DIRECTIONS FOR THIS TASK - Retype every line of the data below, character for character, without changing anything.

[Listings of elements and their boxes]
.....

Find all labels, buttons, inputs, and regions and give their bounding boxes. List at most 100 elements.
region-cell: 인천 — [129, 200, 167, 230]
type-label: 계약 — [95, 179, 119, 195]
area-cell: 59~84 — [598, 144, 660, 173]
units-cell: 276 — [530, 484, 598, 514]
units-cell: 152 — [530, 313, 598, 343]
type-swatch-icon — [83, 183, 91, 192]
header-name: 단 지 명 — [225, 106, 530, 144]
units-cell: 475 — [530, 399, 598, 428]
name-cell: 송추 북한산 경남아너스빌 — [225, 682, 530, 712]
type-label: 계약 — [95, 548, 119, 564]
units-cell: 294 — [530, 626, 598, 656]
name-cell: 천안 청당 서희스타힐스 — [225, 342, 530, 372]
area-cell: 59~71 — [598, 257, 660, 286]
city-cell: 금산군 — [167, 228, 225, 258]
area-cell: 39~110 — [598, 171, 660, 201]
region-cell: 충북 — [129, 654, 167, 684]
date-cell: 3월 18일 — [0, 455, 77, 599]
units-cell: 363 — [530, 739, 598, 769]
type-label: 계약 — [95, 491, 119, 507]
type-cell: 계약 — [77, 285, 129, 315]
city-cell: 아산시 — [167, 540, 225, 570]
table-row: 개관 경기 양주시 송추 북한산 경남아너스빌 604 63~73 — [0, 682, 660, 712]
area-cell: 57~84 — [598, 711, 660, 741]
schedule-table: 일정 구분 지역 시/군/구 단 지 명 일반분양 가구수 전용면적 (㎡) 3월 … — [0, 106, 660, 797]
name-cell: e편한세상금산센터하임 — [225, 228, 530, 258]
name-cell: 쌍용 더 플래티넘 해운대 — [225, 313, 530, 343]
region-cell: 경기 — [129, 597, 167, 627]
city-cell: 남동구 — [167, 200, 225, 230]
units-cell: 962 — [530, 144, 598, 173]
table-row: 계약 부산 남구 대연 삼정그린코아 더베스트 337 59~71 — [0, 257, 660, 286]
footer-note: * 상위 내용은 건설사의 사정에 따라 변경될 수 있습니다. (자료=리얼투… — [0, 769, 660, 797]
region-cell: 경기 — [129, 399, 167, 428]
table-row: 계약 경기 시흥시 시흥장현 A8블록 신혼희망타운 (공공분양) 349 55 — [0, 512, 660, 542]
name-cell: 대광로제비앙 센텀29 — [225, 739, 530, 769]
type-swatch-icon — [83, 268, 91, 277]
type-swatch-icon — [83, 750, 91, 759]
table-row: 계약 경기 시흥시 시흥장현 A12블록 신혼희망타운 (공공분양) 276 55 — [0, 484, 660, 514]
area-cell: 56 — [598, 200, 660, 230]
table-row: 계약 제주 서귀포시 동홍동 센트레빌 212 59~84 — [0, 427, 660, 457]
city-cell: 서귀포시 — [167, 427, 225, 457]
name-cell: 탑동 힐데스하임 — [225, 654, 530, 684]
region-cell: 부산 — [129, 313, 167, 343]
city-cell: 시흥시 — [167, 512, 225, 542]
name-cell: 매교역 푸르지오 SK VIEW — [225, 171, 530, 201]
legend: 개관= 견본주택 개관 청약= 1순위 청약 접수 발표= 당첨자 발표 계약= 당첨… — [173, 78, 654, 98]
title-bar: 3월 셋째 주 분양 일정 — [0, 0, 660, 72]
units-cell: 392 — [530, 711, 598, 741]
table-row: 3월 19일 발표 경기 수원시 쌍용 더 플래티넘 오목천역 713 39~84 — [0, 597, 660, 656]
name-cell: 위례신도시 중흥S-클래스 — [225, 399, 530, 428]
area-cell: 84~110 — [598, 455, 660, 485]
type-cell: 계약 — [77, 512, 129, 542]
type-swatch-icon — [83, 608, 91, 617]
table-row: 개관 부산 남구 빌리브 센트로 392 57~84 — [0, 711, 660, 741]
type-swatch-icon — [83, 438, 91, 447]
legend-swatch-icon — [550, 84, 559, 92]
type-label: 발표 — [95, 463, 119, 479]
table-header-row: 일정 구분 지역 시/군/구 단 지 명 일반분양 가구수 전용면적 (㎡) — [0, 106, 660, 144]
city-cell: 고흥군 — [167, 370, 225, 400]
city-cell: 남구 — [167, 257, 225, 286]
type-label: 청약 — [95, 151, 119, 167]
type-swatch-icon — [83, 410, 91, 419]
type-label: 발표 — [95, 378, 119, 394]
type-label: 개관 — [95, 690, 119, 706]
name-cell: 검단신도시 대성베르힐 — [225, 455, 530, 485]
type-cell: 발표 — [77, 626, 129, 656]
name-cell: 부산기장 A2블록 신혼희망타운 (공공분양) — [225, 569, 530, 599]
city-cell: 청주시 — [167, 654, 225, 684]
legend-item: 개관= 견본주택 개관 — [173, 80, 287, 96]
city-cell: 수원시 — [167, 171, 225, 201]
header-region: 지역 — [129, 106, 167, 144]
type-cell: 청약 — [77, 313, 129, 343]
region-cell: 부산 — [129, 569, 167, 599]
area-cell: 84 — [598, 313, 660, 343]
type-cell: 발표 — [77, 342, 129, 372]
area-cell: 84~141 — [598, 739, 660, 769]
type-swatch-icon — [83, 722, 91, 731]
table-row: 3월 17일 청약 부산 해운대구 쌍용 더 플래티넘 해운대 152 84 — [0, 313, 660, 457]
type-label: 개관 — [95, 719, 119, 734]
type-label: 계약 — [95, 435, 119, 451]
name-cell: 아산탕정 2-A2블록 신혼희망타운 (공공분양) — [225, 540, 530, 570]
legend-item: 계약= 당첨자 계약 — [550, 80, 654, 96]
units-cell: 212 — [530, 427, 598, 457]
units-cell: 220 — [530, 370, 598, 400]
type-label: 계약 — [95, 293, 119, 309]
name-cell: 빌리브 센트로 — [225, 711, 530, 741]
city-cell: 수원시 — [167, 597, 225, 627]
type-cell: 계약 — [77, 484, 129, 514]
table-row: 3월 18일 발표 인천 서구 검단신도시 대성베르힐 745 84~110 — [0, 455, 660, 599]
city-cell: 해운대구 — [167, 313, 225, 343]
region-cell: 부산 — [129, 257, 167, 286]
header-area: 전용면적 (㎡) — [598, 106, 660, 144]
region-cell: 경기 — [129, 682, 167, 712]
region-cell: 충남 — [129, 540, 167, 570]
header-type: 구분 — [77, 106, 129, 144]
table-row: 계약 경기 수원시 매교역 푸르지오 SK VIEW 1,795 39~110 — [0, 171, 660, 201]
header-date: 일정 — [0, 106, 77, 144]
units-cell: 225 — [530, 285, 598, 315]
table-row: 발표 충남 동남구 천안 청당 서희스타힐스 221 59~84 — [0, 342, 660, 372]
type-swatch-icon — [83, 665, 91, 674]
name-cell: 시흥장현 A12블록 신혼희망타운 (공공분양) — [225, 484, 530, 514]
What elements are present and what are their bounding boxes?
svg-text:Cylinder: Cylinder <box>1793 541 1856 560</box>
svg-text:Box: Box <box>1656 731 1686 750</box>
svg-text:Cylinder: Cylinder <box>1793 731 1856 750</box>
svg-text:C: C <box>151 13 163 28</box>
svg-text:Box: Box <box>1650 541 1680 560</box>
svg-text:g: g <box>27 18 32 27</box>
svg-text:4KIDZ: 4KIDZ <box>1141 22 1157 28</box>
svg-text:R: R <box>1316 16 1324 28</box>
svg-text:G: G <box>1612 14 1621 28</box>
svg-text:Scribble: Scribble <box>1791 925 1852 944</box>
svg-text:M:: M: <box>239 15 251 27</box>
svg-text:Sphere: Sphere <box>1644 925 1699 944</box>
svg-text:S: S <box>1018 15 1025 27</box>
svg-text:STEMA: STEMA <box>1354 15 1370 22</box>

.....

ANSWER TO THE TASK -
Find all labels, buttons, inputs, and regions and give their bounding boxes. List at most 100 elements.
region-cell: 인천 — [129, 200, 167, 230]
type-label: 계약 — [95, 179, 119, 195]
area-cell: 59~84 — [598, 144, 660, 173]
units-cell: 276 — [530, 484, 598, 514]
units-cell: 152 — [530, 313, 598, 343]
type-swatch-icon — [83, 183, 91, 192]
header-name: 단 지 명 — [225, 106, 530, 144]
units-cell: 475 — [530, 399, 598, 428]
name-cell: 송추 북한산 경남아너스빌 — [225, 682, 530, 712]
type-label: 계약 — [95, 548, 119, 564]
units-cell: 294 — [530, 626, 598, 656]
name-cell: 천안 청당 서희스타힐스 — [225, 342, 530, 372]
area-cell: 59~71 — [598, 257, 660, 286]
city-cell: 금산군 — [167, 228, 225, 258]
area-cell: 39~110 — [598, 171, 660, 201]
region-cell: 충북 — [129, 654, 167, 684]
date-cell: 3월 18일 — [0, 455, 77, 599]
units-cell: 363 — [530, 739, 598, 769]
type-label: 계약 — [95, 491, 119, 507]
type-cell: 계약 — [77, 285, 129, 315]
city-cell: 아산시 — [167, 540, 225, 570]
table-row: 개관 경기 양주시 송추 북한산 경남아너스빌 604 63~73 — [0, 682, 660, 712]
area-cell: 57~84 — [598, 711, 660, 741]
schedule-table: 일정 구분 지역 시/군/구 단 지 명 일반분양 가구수 전용면적 (㎡) 3월 … — [0, 106, 660, 797]
name-cell: e편한세상금산센터하임 — [225, 228, 530, 258]
name-cell: 쌍용 더 플래티넘 해운대 — [225, 313, 530, 343]
region-cell: 경기 — [129, 597, 167, 627]
city-cell: 남동구 — [167, 200, 225, 230]
units-cell: 962 — [530, 144, 598, 173]
table-row: 계약 부산 남구 대연 삼정그린코아 더베스트 337 59~71 — [0, 257, 660, 286]
footer-note: * 상위 내용은 건설사의 사정에 따라 변경될 수 있습니다. (자료=리얼투… — [0, 769, 660, 797]
region-cell: 경기 — [129, 399, 167, 428]
table-row: 계약 경기 시흥시 시흥장현 A8블록 신혼희망타운 (공공분양) 349 55 — [0, 512, 660, 542]
name-cell: 대광로제비앙 센텀29 — [225, 739, 530, 769]
type-swatch-icon — [83, 268, 91, 277]
type-swatch-icon — [83, 750, 91, 759]
table-row: 계약 경기 시흥시 시흥장현 A12블록 신혼희망타운 (공공분양) 276 55 — [0, 484, 660, 514]
area-cell: 56 — [598, 200, 660, 230]
table-row: 계약 제주 서귀포시 동홍동 센트레빌 212 59~84 — [0, 427, 660, 457]
city-cell: 서귀포시 — [167, 427, 225, 457]
name-cell: 탑동 힐데스하임 — [225, 654, 530, 684]
region-cell: 부산 — [129, 313, 167, 343]
city-cell: 시흥시 — [167, 512, 225, 542]
name-cell: 매교역 푸르지오 SK VIEW — [225, 171, 530, 201]
legend: 개관= 견본주택 개관 청약= 1순위 청약 접수 발표= 당첨자 발표 계약= 당첨… — [173, 78, 654, 98]
title-bar: 3월 셋째 주 분양 일정 — [0, 0, 660, 72]
units-cell: 392 — [530, 711, 598, 741]
table-row: 3월 19일 발표 경기 수원시 쌍용 더 플래티넘 오목천역 713 39~84 — [0, 597, 660, 656]
name-cell: 위례신도시 중흥S-클래스 — [225, 399, 530, 428]
area-cell: 84~110 — [598, 455, 660, 485]
type-cell: 계약 — [77, 512, 129, 542]
type-swatch-icon — [83, 608, 91, 617]
table-row: 개관 부산 남구 빌리브 센트로 392 57~84 — [0, 711, 660, 741]
type-swatch-icon — [83, 438, 91, 447]
legend-swatch-icon — [550, 84, 559, 92]
type-label: 발표 — [95, 463, 119, 479]
table-header-row: 일정 구분 지역 시/군/구 단 지 명 일반분양 가구수 전용면적 (㎡) — [0, 106, 660, 144]
city-cell: 고흥군 — [167, 370, 225, 400]
city-cell: 남구 — [167, 257, 225, 286]
type-label: 청약 — [95, 151, 119, 167]
type-swatch-icon — [83, 410, 91, 419]
type-label: 발표 — [95, 378, 119, 394]
type-label: 개관 — [95, 690, 119, 706]
name-cell: 검단신도시 대성베르힐 — [225, 455, 530, 485]
type-cell: 발표 — [77, 626, 129, 656]
name-cell: 부산기장 A2블록 신혼희망타운 (공공분양) — [225, 569, 530, 599]
city-cell: 청주시 — [167, 654, 225, 684]
legend-item: 개관= 견본주택 개관 — [173, 80, 287, 96]
city-cell: 수원시 — [167, 171, 225, 201]
header-region: 지역 — [129, 106, 167, 144]
type-cell: 청약 — [77, 313, 129, 343]
region-cell: 부산 — [129, 569, 167, 599]
area-cell: 84 — [598, 313, 660, 343]
type-cell: 발표 — [77, 342, 129, 372]
area-cell: 84~141 — [598, 739, 660, 769]
type-swatch-icon — [83, 722, 91, 731]
table-row: 3월 17일 청약 부산 해운대구 쌍용 더 플래티넘 해운대 152 84 — [0, 313, 660, 457]
type-label: 개관 — [95, 719, 119, 734]
type-label: 계약 — [95, 435, 119, 451]
name-cell: 아산탕정 2-A2블록 신혼희망타운 (공공분양) — [225, 540, 530, 570]
legend-item: 계약= 당첨자 계약 — [550, 80, 654, 96]
units-cell: 212 — [530, 427, 598, 457]
units-cell: 220 — [530, 370, 598, 400]
type-label: 계약 — [95, 293, 119, 309]
name-cell: 빌리브 센트로 — [225, 711, 530, 741]
city-cell: 수원시 — [167, 597, 225, 627]
type-cell: 계약 — [77, 484, 129, 514]
table-row: 3월 18일 발표 인천 서구 검단신도시 대성베르힐 745 84~110 — [0, 455, 660, 599]
city-cell: 해운대구 — [167, 313, 225, 343]
region-cell: 부산 — [129, 257, 167, 286]
header-area: 전용면적 (㎡) — [598, 106, 660, 144]
region-cell: 경기 — [129, 682, 167, 712]
region-cell: 충남 — [129, 540, 167, 570]
header-type: 구분 — [77, 106, 129, 144]
table-row: 계약 경기 수원시 매교역 푸르지오 SK VIEW 1,795 39~110 — [0, 171, 660, 201]
header-date: 일정 — [0, 106, 77, 144]
units-cell: 225 — [530, 285, 598, 315]
table-row: 발표 충남 동남구 천안 청당 서희스타힐스 221 59~84 — [0, 342, 660, 372]
type-swatch-icon — [83, 665, 91, 674]
name-cell: 시흥장현 A12블록 신혼희망타운 (공공분양) — [225, 484, 530, 514]
What elements are present and what are their bounding boxes?
svg-text:Cylinder: Cylinder <box>1793 541 1856 560</box>
svg-text:Box: Box <box>1656 731 1686 750</box>
svg-text:Cylinder: Cylinder <box>1793 731 1856 750</box>
svg-text:C: C <box>151 13 163 28</box>
svg-text:Box: Box <box>1650 541 1680 560</box>
svg-text:g: g <box>27 18 32 27</box>
svg-text:4KIDZ: 4KIDZ <box>1141 22 1157 28</box>
svg-text:R: R <box>1316 16 1324 28</box>
svg-text:G: G <box>1612 14 1621 28</box>
svg-text:Scribble: Scribble <box>1791 925 1852 944</box>
svg-text:M:: M: <box>239 15 251 27</box>
svg-text:Sphere: Sphere <box>1644 925 1699 944</box>
svg-text:S: S <box>1018 15 1025 27</box>
svg-text:STEMA: STEMA <box>1354 15 1370 22</box>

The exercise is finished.